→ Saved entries
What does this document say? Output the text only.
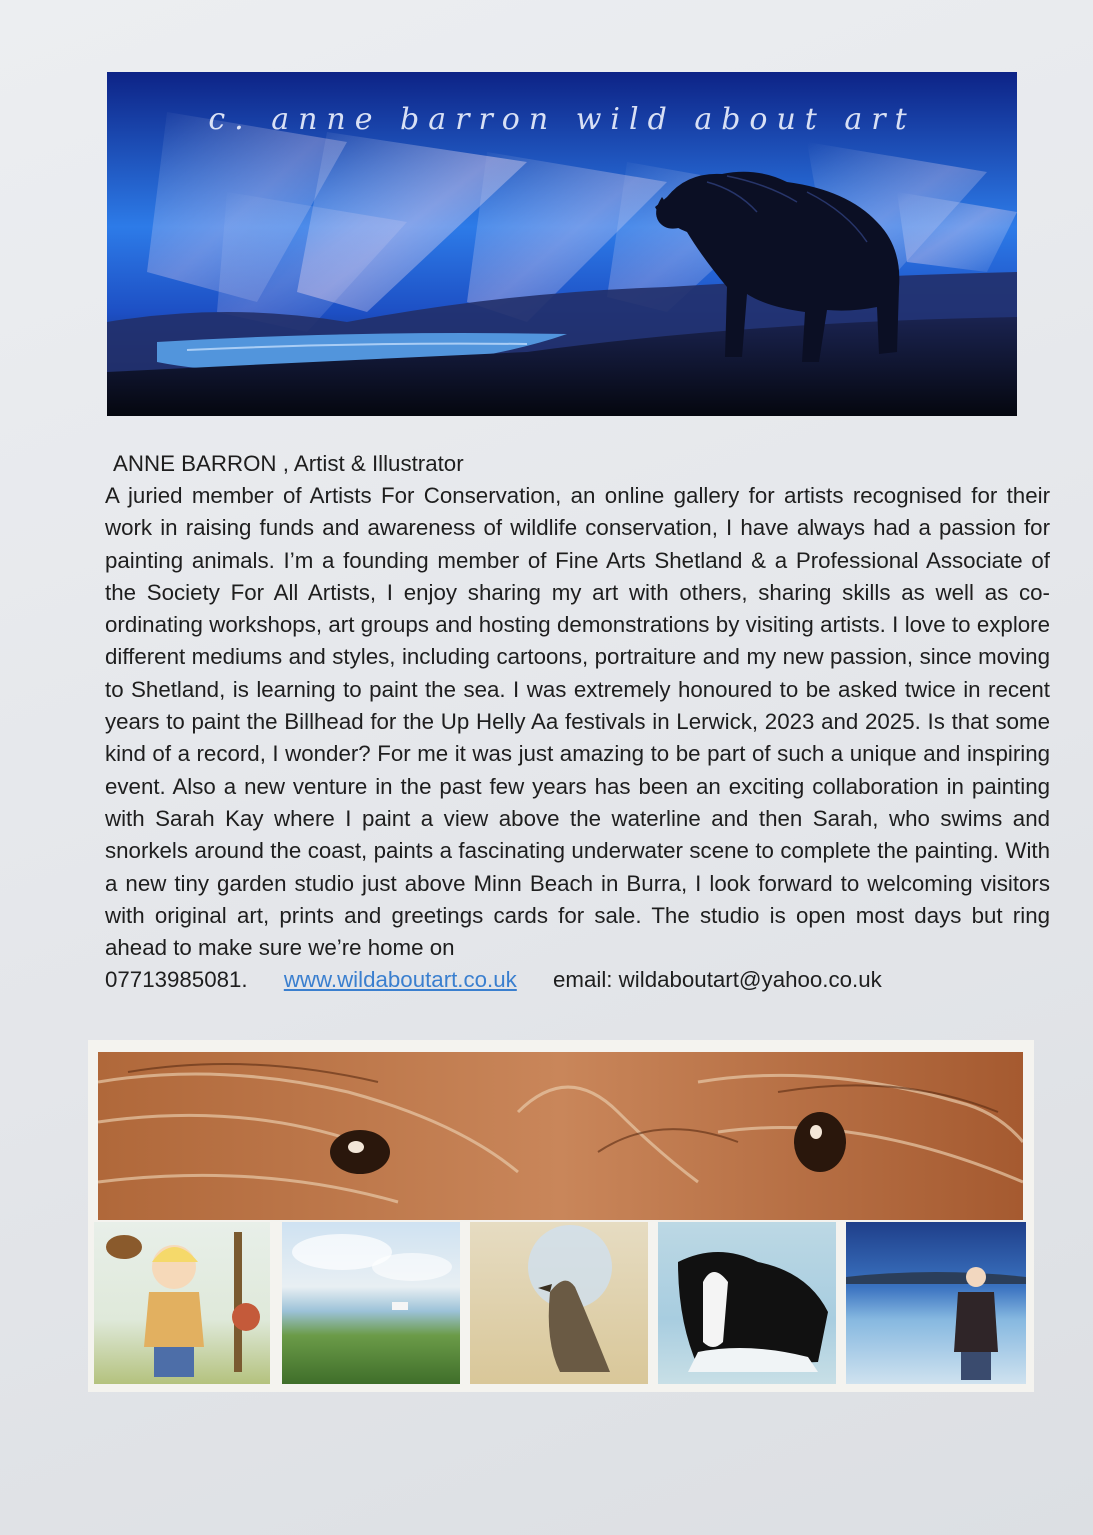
c. anne barron wild about art
ANNE BARRON , Artist & Illustrator

A juried member of Artists For Conservation, an online gallery for artists recognised for their work in raising funds and awareness of wildlife conservation, I have always had a passion for painting animals. I’m a founding member of Fine Arts Shetland & a Professional Associate of the Society For All Artists, I enjoy sharing my art with others, sharing skills as well as co-ordinating workshops, art groups and hosting demonstrations by visiting artists. I love to explore different mediums and styles, including cartoons, portraiture and my new passion, since moving to Shetland, is learning to paint the sea. I was extremely honoured to be asked twice in recent years to paint the Billhead for the Up Helly Aa festivals in Lerwick, 2023 and 2025. Is that some kind of a record, I wonder? For me it was just amazing to be part of such a unique and inspiring event. Also a new venture in the past few years has been an exciting collaboration in painting with Sarah Kay where I paint a view above the waterline and then Sarah, who swims and snorkels around the coast, paints a fascinating underwater scene to complete the painting. With a new tiny garden studio just above Minn Beach in Burra, I look forward to welcoming visitors with original art, prints and greetings cards for sale. The studio is open most days but ring ahead to make sure we’re home on

07713985081. www.wildaboutart.co.uk email: wildaboutart@yahoo.co.uk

→ TO BE DONE
Print all the records again exactly; do not include any picture.

→ THE SOLUTION
What does this document say? Output the text only.
c. anne barron wild about art
ANNE BARRON , Artist & Illustrator

A juried member of Artists For Conservation, an online gallery for artists recognised for their work in raising funds and awareness of wildlife conservation, I have always had a passion for painting animals. I’m a founding member of Fine Arts Shetland & a Professional Associate of the Society For All Artists, I enjoy sharing my art with others, sharing skills as well as co-ordinating workshops, art groups and hosting demonstrations by visiting artists. I love to explore different mediums and styles, including cartoons, portraiture and my new passion, since moving to Shetland, is learning to paint the sea. I was extremely honoured to be asked twice in recent years to paint the Billhead for the Up Helly Aa festivals in Lerwick, 2023 and 2025. Is that some kind of a record, I wonder? For me it was just amazing to be part of such a unique and inspiring event. Also a new venture in the past few years has been an exciting collaboration in painting with Sarah Kay where I paint a view above the waterline and then Sarah, who swims and snorkels around the coast, paints a fascinating underwater scene to complete the painting. With a new tiny garden studio just above Minn Beach in Burra, I look forward to welcoming visitors with original art, prints and greetings cards for sale. The studio is open most days but ring ahead to make sure we’re home on

07713985081. www.wildaboutart.co.uk email: wildaboutart@yahoo.co.uk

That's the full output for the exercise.